#### SOURCE RECORDS
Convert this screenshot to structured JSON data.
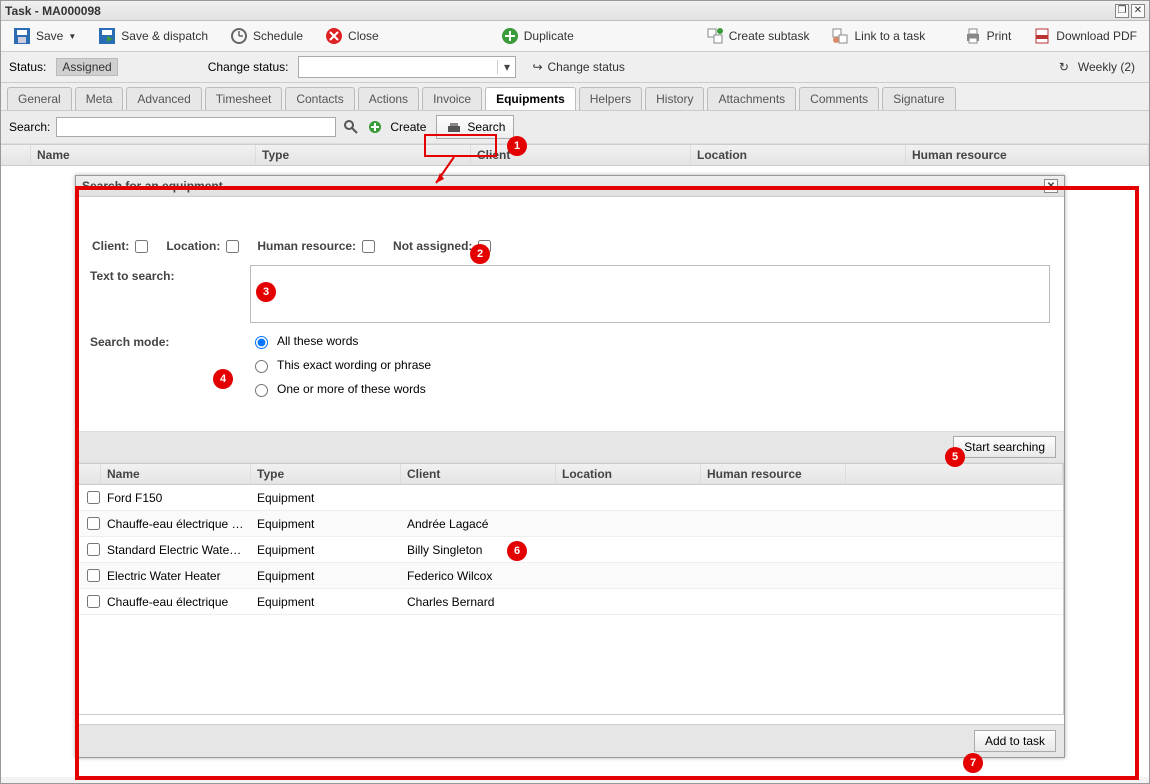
{
  "window": {
    "title": "Task - MA000098"
  },
  "toolbar": {
    "save": "Save",
    "save_dispatch": "Save & dispatch",
    "schedule": "Schedule",
    "close": "Close",
    "duplicate": "Duplicate",
    "create_subtask": "Create subtask",
    "link_task": "Link to a task",
    "print": "Print",
    "download_pdf": "Download PDF"
  },
  "status": {
    "label": "Status:",
    "value": "Assigned",
    "change_label": "Change status:",
    "change_btn": "Change status",
    "weekly": "Weekly (2)"
  },
  "tabs": [
    "General",
    "Meta",
    "Advanced",
    "Timesheet",
    "Contacts",
    "Actions",
    "Invoice",
    "Equipments",
    "Helpers",
    "History",
    "Attachments",
    "Comments",
    "Signature"
  ],
  "active_tab": "Equipments",
  "searchbar": {
    "label": "Search:",
    "create": "Create",
    "search": "Search"
  },
  "grid_headers": [
    "Name",
    "Type",
    "Client",
    "Location",
    "Human resource"
  ],
  "dialog": {
    "title": "Search for an equipment",
    "filters": {
      "client": "Client:",
      "location": "Location:",
      "hr": "Human resource:",
      "notassigned": "Not assigned:"
    },
    "text_label": "Text to search:",
    "mode_label": "Search mode:",
    "modes": [
      "All these words",
      "This exact wording or phrase",
      "One or more of these words"
    ],
    "start": "Start searching",
    "add": "Add to task",
    "cols": [
      "Name",
      "Type",
      "Client",
      "Location",
      "Human resource"
    ],
    "rows": [
      {
        "name": "Ford F150",
        "type": "Equipment",
        "client": "",
        "location": "",
        "hr": ""
      },
      {
        "name": "Chauffe-eau électrique Sta...",
        "type": "Equipment",
        "client": "Andrée Lagacé",
        "location": "",
        "hr": ""
      },
      {
        "name": "Standard Electric Water H...",
        "type": "Equipment",
        "client": "Billy Singleton",
        "location": "",
        "hr": ""
      },
      {
        "name": "Electric Water Heater",
        "type": "Equipment",
        "client": "Federico Wilcox",
        "location": "",
        "hr": ""
      },
      {
        "name": "Chauffe-eau électrique",
        "type": "Equipment",
        "client": "Charles Bernard",
        "location": "",
        "hr": ""
      }
    ]
  },
  "callouts": [
    "1",
    "2",
    "3",
    "4",
    "5",
    "6",
    "7"
  ]
}
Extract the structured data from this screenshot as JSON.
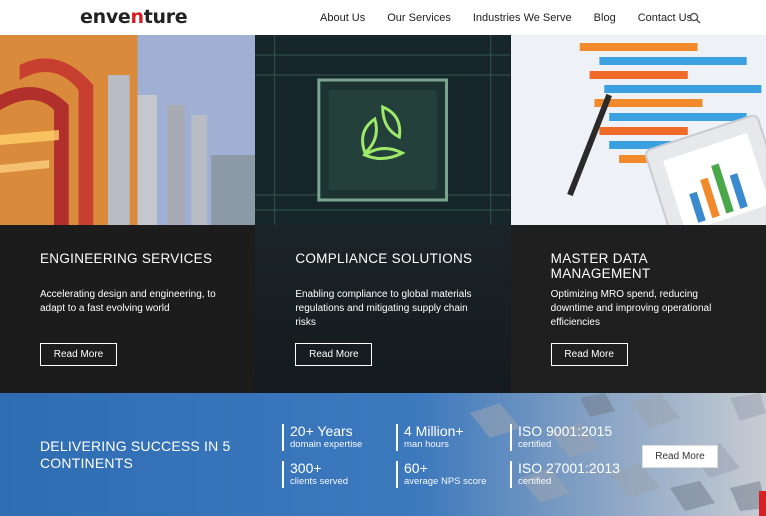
{
  "header": {
    "logo_pre": "enve",
    "logo_accent": "n",
    "logo_post": "ture",
    "nav": [
      "About Us",
      "Our Services",
      "Industries We Serve",
      "Blog",
      "Contact Us"
    ]
  },
  "panels": [
    {
      "title": "ENGINEERING SERVICES",
      "text": "Accelerating design and engineering, to adapt to a fast evolving world",
      "button": "Read More"
    },
    {
      "title": "COMPLIANCE SOLUTIONS",
      "text": "Enabling compliance to global materials regulations and mitigating supply chain risks",
      "button": "Read More"
    },
    {
      "title": "MASTER DATA MANAGEMENT",
      "text": "Optimizing MRO spend, reducing downtime and improving operational efficiencies",
      "button": "Read More"
    }
  ],
  "strip": {
    "tagline": "DELIVERING SUCCESS IN 5 CONTINENTS",
    "stats": [
      {
        "big": "20+ Years",
        "small": "domain expertise"
      },
      {
        "big": "4 Million+",
        "small": "man hours"
      },
      {
        "big": "ISO 9001:2015",
        "small": "certified"
      },
      {
        "big": "300+",
        "small": "clients served"
      },
      {
        "big": "60+",
        "small": "average NPS score"
      },
      {
        "big": "ISO 27001:2013",
        "small": "certified"
      }
    ],
    "button": "Read More"
  },
  "colors": {
    "accent": "#d71f26",
    "strip_blue": "#2f6db3",
    "panel_dark": "#1c1c1c"
  }
}
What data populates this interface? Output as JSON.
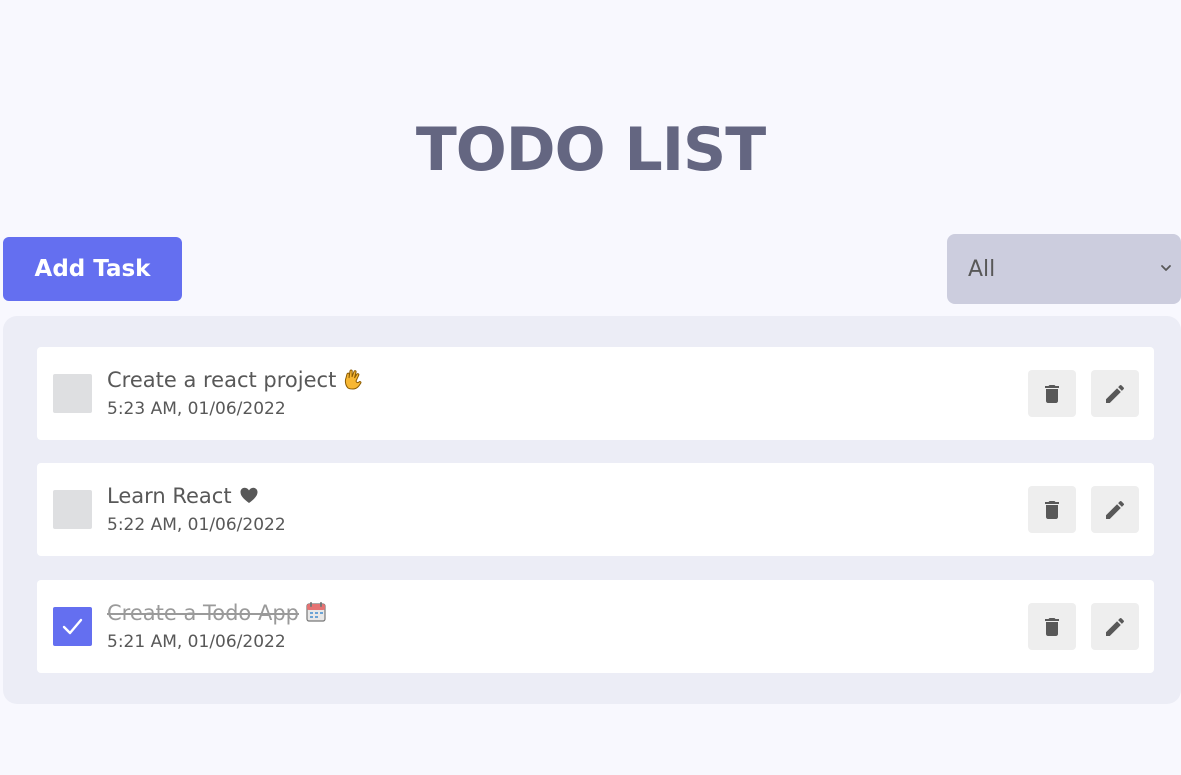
{
  "header": {
    "title": "TODO LIST"
  },
  "toolbar": {
    "add_label": "Add Task",
    "filter_selected": "All",
    "filter_icon": "chevron-down-icon"
  },
  "todos": [
    {
      "title": "Create a react project",
      "time": "5:23 AM, 01/06/2022",
      "completed": false,
      "emoji_icon": "vulcan-salute-icon"
    },
    {
      "title": "Learn React",
      "time": "5:22 AM, 01/06/2022",
      "completed": false,
      "emoji_icon": "heart-icon"
    },
    {
      "title": "Create a Todo App",
      "time": "5:21 AM, 01/06/2022",
      "completed": true,
      "emoji_icon": "calendar-icon"
    }
  ],
  "actions": {
    "delete_icon": "trash-icon",
    "edit_icon": "pencil-icon"
  },
  "colors": {
    "accent": "#646ff0",
    "title": "#646681",
    "background": "#f8f8fe",
    "panel": "#ecedf6",
    "filter_bg": "#cccdde"
  }
}
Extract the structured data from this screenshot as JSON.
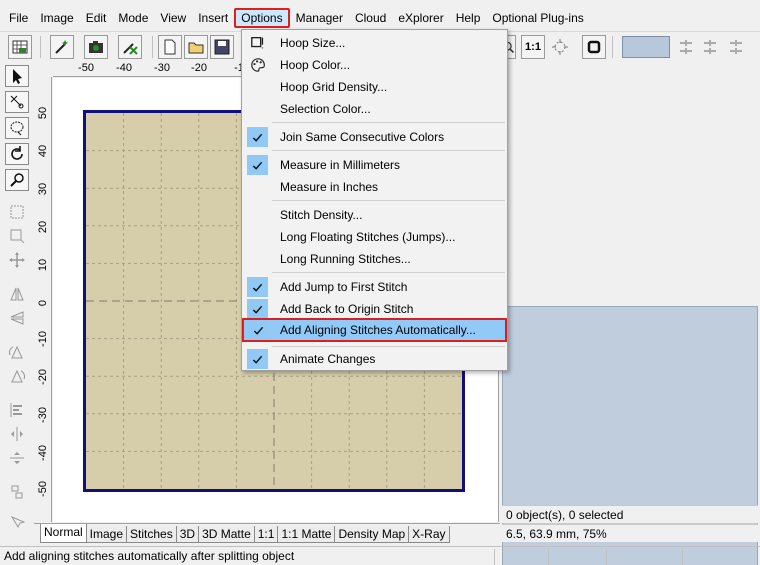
########
## REQUIRED TASK
Every entry above should be duplicated exactly. Do not include the images.

## OUTPUT FOR THIS EXERCISE
Convert this screenshot to structured JSON data.
{
  "window": {
    "title": "Task - MA000098"
  },
  "toolbar": {
    "save": "Save",
    "save_dispatch": "Save & dispatch",
    "schedule": "Schedule",
    "close": "Close",
    "duplicate": "Duplicate",
    "create_subtask": "Create subtask",
    "link_task": "Link to a task",
    "print": "Print",
    "download_pdf": "Download PDF"
  },
  "status": {
    "label": "Status:",
    "value": "Assigned",
    "change_label": "Change status:",
    "change_btn": "Change status",
    "weekly": "Weekly (2)"
  },
  "tabs": [
    "General",
    "Meta",
    "Advanced",
    "Timesheet",
    "Contacts",
    "Actions",
    "Invoice",
    "Equipments",
    "Helpers",
    "History",
    "Attachments",
    "Comments",
    "Signature"
  ],
  "active_tab": "Equipments",
  "searchbar": {
    "label": "Search:",
    "create": "Create",
    "search": "Search"
  },
  "grid_headers": [
    "Name",
    "Type",
    "Client",
    "Location",
    "Human resource"
  ],
  "dialog": {
    "title": "Search for an equipment",
    "filters": {
      "client": "Client:",
      "location": "Location:",
      "hr": "Human resource:",
      "notassigned": "Not assigned:"
    },
    "text_label": "Text to search:",
    "mode_label": "Search mode:",
    "modes": [
      "All these words",
      "This exact wording or phrase",
      "One or more of these words"
    ],
    "start": "Start searching",
    "add": "Add to task",
    "cols": [
      "Name",
      "Type",
      "Client",
      "Location",
      "Human resource"
    ],
    "rows": [
      {
        "name": "Ford F150",
        "type": "Equipment",
        "client": "",
        "location": "",
        "hr": ""
      },
      {
        "name": "Chauffe-eau électrique Sta...",
        "type": "Equipment",
        "client": "Andrée Lagacé",
        "location": "",
        "hr": ""
      },
      {
        "name": "Standard Electric Water H...",
        "type": "Equipment",
        "client": "Billy Singleton",
        "location": "",
        "hr": ""
      },
      {
        "name": "Electric Water Heater",
        "type": "Equipment",
        "client": "Federico Wilcox",
        "location": "",
        "hr": ""
      },
      {
        "name": "Chauffe-eau électrique",
        "type": "Equipment",
        "client": "Charles Bernard",
        "location": "",
        "hr": ""
      }
    ]
  },
  "callouts": [
    "1",
    "2",
    "3",
    "4",
    "5",
    "6",
    "7"
  ]
}
Extract the structured data from this screenshot as JSON.
{
  "header": {
    "logo_pre": "enve",
    "logo_accent": "n",
    "logo_post": "ture",
    "nav": [
      "About Us",
      "Our Services",
      "Industries We Serve",
      "Blog",
      "Contact Us"
    ]
  },
  "panels": [
    {
      "title": "ENGINEERING SERVICES",
      "text": "Accelerating design and engineering, to adapt to a fast evolving world",
      "button": "Read More"
    },
    {
      "title": "COMPLIANCE SOLUTIONS",
      "text": "Enabling compliance to global materials regulations and mitigating supply chain risks",
      "button": "Read More"
    },
    {
      "title": "MASTER DATA MANAGEMENT",
      "text": "Optimizing MRO spend, reducing downtime and improving operational efficiencies",
      "button": "Read More"
    }
  ],
  "strip": {
    "tagline": "DELIVERING SUCCESS IN 5 CONTINENTS",
    "stats": [
      {
        "big": "20+ Years",
        "small": "domain expertise"
      },
      {
        "big": "4 Million+",
        "small": "man hours"
      },
      {
        "big": "ISO 9001:2015",
        "small": "certified"
      },
      {
        "big": "300+",
        "small": "clients served"
      },
      {
        "big": "60+",
        "small": "average NPS score"
      },
      {
        "big": "ISO 27001:2013",
        "small": "certified"
      }
    ],
    "button": "Read More"
  },
  "colors": {
    "accent": "#d71f26",
    "strip_blue": "#2f6db3",
    "panel_dark": "#1c1c1c"
  }
}
What data populates this interface? Output as JSON.
{
  "header": {
    "title": "TODO LIST"
  },
  "toolbar": {
    "add_label": "Add Task",
    "filter_selected": "All",
    "filter_icon": "chevron-down-icon"
  },
  "todos": [
    {
      "title": "Create a react project",
      "time": "5:23 AM, 01/06/2022",
      "completed": false,
      "emoji_icon": "vulcan-salute-icon"
    },
    {
      "title": "Learn React",
      "time": "5:22 AM, 01/06/2022",
      "completed": false,
      "emoji_icon": "heart-icon"
    },
    {
      "title": "Create a Todo App",
      "time": "5:21 AM, 01/06/2022",
      "completed": true,
      "emoji_icon": "calendar-icon"
    }
  ],
  "actions": {
    "delete_icon": "trash-icon",
    "edit_icon": "pencil-icon"
  },
  "colors": {
    "accent": "#646ff0",
    "title": "#646681",
    "background": "#f8f8fe",
    "panel": "#ecedf6",
    "filter_bg": "#cccdde"
  }
}
Extract the structured data from this screenshot as JSON.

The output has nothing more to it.